Text extract >>

Euthyphro: “What is dear to the gods is pious.”
Socrates: “Is something pious because it is dear to the gods, or is it dear to the gods because it is pious?”
Socrates’ question is astute because it requires Euthyphro to distinguish piety itself (the essence, the form) from incidental truths about (qualities or affects of) piety. If Euthyphro had said (which he did not) that something is pious because it is loved by the gods, then he would implicitly have denied that piety has any essence beyond the preferences of the gods, that it is anything at all beyond this but a mere word. “Pious” would then have been, in this view, shorthand for “what happens to be dear to the gods.” Such a definition of piety defines “pious” away, as it were, rendering piety an uninteresting idea with little to teach us. The reason for this is that once piety is made relative to the preferences of the gods (or of anyone else), the concept is no longer available to reason. That is, we could no longer think about its meaning since what is pious would then become, on this alternative, a mere matter of preference—the preferences of the gods’. There would then be no logic of piety that would sustain a fruitful inquiry.[1]
On the second option presented to Euthyphro, something is dear to the gods because it is pious. This way of putting it preserves the logical integrity of the concept of piety, but, of course, it does not offer any insight into that logic, for piety is now only incidentally, not essentially, dear to the gods. We might as well say (and truly, for all I know) that whatever is pious is dear to the abbots of Lombardy, but that remark yields no insight into the nature of piety.[2]
The reasoning offered to Euthyphro by Socrates clears the deck, as it were. It makes it clearer to Euthyphro (or should) that if he is to know whether he is acting piously, he must think about piety itself rather than about what’s dear to the gods or anyone else.

Items >>
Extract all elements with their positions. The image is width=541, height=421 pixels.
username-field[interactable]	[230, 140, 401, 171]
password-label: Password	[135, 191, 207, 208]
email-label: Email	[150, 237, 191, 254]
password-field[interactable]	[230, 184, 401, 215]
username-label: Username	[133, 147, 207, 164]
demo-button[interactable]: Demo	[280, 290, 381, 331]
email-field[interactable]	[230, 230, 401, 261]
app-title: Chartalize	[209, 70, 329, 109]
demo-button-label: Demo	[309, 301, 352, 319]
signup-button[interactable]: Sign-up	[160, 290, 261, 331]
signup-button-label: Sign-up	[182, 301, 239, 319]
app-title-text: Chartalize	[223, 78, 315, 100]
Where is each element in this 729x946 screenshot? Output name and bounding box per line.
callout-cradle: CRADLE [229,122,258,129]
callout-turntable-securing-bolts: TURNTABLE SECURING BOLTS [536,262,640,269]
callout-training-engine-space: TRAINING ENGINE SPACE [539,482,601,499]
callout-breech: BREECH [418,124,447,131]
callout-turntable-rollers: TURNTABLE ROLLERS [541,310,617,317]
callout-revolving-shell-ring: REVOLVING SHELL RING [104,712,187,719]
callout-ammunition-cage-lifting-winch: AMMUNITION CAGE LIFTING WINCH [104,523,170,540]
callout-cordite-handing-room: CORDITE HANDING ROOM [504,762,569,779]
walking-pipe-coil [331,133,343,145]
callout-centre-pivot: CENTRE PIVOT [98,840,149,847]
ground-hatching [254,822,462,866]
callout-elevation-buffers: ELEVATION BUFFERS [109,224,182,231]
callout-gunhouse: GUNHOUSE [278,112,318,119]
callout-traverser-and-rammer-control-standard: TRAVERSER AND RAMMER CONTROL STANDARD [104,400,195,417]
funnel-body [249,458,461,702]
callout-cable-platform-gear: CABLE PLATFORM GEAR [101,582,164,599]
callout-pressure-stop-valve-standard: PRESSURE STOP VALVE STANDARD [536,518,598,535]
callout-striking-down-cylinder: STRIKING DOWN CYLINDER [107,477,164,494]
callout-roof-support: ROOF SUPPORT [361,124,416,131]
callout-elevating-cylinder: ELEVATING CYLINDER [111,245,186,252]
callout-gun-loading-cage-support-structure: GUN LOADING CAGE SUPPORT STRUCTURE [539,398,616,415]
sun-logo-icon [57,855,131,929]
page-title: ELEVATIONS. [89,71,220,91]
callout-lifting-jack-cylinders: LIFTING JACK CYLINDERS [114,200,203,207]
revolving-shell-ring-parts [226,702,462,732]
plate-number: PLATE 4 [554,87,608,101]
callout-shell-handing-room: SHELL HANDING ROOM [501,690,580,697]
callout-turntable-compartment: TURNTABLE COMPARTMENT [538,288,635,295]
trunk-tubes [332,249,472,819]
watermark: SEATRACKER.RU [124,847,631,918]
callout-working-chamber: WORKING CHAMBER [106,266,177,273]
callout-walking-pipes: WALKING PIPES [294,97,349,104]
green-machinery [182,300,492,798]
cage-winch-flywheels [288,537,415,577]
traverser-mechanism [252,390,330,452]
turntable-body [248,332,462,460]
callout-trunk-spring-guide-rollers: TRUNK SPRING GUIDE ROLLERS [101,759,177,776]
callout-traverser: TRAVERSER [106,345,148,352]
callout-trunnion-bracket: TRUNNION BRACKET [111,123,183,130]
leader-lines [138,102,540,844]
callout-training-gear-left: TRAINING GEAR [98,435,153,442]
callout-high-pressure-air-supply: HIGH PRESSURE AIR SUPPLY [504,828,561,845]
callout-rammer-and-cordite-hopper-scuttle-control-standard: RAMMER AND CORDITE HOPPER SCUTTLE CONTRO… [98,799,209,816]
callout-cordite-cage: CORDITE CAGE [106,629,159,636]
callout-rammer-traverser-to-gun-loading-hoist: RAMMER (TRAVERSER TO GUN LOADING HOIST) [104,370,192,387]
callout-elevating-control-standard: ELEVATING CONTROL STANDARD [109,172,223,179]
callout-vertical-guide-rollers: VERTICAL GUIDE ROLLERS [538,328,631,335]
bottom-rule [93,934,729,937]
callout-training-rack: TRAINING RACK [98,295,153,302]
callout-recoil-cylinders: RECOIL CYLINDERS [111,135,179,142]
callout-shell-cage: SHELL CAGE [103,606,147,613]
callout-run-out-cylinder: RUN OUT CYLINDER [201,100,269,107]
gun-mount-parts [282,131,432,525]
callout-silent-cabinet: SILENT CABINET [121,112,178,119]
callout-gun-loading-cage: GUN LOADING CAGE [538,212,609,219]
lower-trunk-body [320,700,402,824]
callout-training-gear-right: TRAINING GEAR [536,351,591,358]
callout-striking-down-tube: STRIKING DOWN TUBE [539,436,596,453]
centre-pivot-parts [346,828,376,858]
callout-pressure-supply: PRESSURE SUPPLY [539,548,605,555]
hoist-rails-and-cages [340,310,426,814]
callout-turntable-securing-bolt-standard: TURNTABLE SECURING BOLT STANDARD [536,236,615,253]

Your task >> Retype the entire text on the Euthyphro dilemma word for word. The data shown above has no connection to the text on the Euthyphro dilemma.

Final result >>
Euthyphro: “What is dear to the gods is pious.”
Socrates: “Is something pious because it is dear to the gods, or is it dear to the gods because it is pious?”
Socrates’ question is astute because it requires Euthyphro to distinguish piety itself (the essence, the form) from incidental truths about (qualities or affects of) piety. If Euthyphro had said (which he did not) that something is pious because it is loved by the gods, then he would implicitly have denied that piety has any essence beyond the preferences of the gods, that it is anything at all beyond this but a mere word. “Pious” would then have been, in this view, shorthand for “what happens to be dear to the gods.” Such a definition of piety defines “pious” away, as it were, rendering piety an uninteresting idea with little to teach us. The reason for this is that once piety is made relative to the preferences of the gods (or of anyone else), the concept is no longer available to reason. That is, we could no longer think about its meaning since what is pious would then become, on this alternative, a mere matter of preference—the preferences of the gods’. There would then be no logic of piety that would sustain a fruitful inquiry.[1]
On the second option presented to Euthyphro, something is dear to the gods because it is pious. This way of putting it preserves the logical integrity of the concept of piety, but, of course, it does not offer any insight into that logic, for piety is now only incidentally, not essentially, dear to the gods. We might as well say (and truly, for all I know) that whatever is pious is dear to the abbots of Lombardy, but that remark yields no insight into the nature of piety.[2]
The reasoning offered to Euthyphro by Socrates clears the deck, as it were. It makes it clearer to Euthyphro (or should) that if he is to know whether he is acting piously, he must think about piety itself rather than about what’s dear to the gods or anyone else.